Can you rewrite the listing, starting at its first line and ending at the line containing "file-row[interactable]: amcompat.tlb22.08.2013 13:49Файл", with "dll-icon" changed to "library-icon" and nothing else altered?

──────────────────────────────

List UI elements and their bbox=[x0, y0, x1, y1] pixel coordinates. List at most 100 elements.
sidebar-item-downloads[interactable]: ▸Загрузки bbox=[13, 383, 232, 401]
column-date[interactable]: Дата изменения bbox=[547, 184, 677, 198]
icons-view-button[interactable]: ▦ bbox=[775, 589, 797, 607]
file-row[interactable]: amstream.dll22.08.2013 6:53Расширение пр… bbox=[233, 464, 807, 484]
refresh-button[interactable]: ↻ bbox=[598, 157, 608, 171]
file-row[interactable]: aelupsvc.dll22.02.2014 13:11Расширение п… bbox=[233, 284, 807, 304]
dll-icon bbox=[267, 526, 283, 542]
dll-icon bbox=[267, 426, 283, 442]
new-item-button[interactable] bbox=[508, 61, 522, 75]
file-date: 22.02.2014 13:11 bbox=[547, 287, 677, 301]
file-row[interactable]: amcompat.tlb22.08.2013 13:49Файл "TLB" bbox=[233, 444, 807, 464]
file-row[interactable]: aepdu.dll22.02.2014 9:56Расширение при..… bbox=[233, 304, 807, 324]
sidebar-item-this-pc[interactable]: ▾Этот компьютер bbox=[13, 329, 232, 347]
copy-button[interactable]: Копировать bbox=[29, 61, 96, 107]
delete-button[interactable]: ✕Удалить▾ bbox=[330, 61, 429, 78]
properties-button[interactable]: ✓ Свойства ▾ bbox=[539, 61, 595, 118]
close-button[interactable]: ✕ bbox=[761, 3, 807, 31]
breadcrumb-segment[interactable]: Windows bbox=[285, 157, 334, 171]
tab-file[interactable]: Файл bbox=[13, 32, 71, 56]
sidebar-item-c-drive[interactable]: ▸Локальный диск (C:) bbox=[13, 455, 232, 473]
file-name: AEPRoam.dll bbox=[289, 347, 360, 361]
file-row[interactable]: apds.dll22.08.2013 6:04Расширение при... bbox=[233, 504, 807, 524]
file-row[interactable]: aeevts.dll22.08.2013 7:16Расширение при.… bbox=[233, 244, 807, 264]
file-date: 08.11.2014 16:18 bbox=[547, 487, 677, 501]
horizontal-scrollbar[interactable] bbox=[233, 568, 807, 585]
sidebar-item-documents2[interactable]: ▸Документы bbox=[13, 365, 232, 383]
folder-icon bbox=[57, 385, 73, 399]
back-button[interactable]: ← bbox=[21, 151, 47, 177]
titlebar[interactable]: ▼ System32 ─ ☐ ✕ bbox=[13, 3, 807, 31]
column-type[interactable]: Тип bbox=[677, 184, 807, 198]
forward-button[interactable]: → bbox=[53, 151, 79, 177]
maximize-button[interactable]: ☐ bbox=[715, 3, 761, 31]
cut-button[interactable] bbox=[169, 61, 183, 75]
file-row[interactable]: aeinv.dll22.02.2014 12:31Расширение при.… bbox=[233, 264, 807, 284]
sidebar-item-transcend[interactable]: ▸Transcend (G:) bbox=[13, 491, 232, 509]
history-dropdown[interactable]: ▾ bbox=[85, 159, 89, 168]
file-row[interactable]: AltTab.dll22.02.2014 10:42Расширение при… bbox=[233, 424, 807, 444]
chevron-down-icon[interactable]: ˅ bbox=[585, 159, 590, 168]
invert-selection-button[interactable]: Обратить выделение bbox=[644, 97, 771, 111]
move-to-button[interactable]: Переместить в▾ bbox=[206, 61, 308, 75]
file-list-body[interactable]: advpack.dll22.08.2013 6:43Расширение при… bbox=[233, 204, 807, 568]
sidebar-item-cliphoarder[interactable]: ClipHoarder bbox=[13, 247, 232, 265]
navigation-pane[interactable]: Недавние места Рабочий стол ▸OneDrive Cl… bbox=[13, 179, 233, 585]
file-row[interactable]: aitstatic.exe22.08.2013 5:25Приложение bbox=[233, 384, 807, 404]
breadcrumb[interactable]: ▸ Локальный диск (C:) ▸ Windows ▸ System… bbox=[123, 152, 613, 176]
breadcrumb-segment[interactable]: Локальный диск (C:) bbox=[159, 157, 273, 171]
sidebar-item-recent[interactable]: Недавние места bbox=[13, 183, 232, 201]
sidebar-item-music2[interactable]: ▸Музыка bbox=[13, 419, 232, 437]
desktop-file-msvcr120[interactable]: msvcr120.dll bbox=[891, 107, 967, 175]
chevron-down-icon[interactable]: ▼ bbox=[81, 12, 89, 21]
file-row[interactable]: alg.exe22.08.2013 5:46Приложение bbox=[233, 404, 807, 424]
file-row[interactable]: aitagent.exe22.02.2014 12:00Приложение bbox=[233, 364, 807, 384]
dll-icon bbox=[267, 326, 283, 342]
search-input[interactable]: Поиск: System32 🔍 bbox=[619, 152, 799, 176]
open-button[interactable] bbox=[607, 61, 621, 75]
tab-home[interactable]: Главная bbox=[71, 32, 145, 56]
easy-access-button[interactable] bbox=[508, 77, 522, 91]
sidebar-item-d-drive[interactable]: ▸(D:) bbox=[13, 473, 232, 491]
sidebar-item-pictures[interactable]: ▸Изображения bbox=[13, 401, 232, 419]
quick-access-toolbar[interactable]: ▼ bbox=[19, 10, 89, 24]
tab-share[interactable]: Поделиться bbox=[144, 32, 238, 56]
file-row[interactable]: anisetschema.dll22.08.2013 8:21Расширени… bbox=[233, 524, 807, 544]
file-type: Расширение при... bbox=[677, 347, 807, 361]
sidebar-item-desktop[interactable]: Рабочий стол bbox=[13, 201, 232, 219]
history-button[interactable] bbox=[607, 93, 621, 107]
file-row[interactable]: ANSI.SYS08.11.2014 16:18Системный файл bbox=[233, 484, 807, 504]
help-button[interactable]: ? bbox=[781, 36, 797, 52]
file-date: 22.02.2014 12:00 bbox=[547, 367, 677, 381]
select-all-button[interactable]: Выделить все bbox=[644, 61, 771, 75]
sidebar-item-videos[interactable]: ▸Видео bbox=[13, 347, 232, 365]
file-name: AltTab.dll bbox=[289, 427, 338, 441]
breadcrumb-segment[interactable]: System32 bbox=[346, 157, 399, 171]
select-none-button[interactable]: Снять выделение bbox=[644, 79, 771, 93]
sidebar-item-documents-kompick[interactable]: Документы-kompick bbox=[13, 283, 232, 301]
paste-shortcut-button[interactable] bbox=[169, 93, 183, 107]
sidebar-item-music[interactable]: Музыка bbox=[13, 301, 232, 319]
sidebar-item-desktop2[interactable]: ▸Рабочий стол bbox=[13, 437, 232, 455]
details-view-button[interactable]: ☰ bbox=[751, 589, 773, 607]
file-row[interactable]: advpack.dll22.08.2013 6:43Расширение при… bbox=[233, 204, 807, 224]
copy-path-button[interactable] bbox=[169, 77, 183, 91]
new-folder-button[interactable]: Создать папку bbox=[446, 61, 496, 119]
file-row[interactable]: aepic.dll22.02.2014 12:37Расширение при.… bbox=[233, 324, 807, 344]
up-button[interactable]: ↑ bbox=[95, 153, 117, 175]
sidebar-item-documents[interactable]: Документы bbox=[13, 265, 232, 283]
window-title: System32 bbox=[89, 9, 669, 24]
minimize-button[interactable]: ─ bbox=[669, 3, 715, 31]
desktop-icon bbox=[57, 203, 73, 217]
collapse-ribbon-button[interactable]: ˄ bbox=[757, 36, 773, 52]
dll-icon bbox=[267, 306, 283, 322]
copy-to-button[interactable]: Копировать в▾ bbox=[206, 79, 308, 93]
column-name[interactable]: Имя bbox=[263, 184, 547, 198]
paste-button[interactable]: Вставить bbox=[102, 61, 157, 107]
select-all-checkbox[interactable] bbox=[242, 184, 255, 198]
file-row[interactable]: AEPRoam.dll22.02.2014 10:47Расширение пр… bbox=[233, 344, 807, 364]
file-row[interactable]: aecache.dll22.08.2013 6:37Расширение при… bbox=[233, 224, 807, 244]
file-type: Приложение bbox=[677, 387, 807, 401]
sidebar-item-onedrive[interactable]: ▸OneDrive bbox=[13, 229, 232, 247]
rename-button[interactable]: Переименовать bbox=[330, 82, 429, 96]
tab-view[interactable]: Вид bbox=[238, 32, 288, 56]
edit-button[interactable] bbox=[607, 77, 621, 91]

──────────────────────────────

**Completed exercise**
List UI elements and their bbox=[x0, y0, x1, y1] pixel coordinates. List at most 100 elements.
sidebar-item-downloads[interactable]: ▸Загрузки bbox=[13, 383, 232, 401]
column-date[interactable]: Дата изменения bbox=[547, 184, 677, 198]
icons-view-button[interactable]: ▦ bbox=[775, 589, 797, 607]
file-row[interactable]: amstream.dll22.08.2013 6:53Расширение пр… bbox=[233, 464, 807, 484]
refresh-button[interactable]: ↻ bbox=[598, 157, 608, 171]
file-row[interactable]: aelupsvc.dll22.02.2014 13:11Расширение п… bbox=[233, 284, 807, 304]
library-icon bbox=[267, 526, 283, 542]
library-icon bbox=[267, 426, 283, 442]
new-item-button[interactable] bbox=[508, 61, 522, 75]
file-date: 22.02.2014 13:11 bbox=[547, 287, 677, 301]
file-row[interactable]: amcompat.tlb22.08.2013 13:49Файл "TLB" bbox=[233, 444, 807, 464]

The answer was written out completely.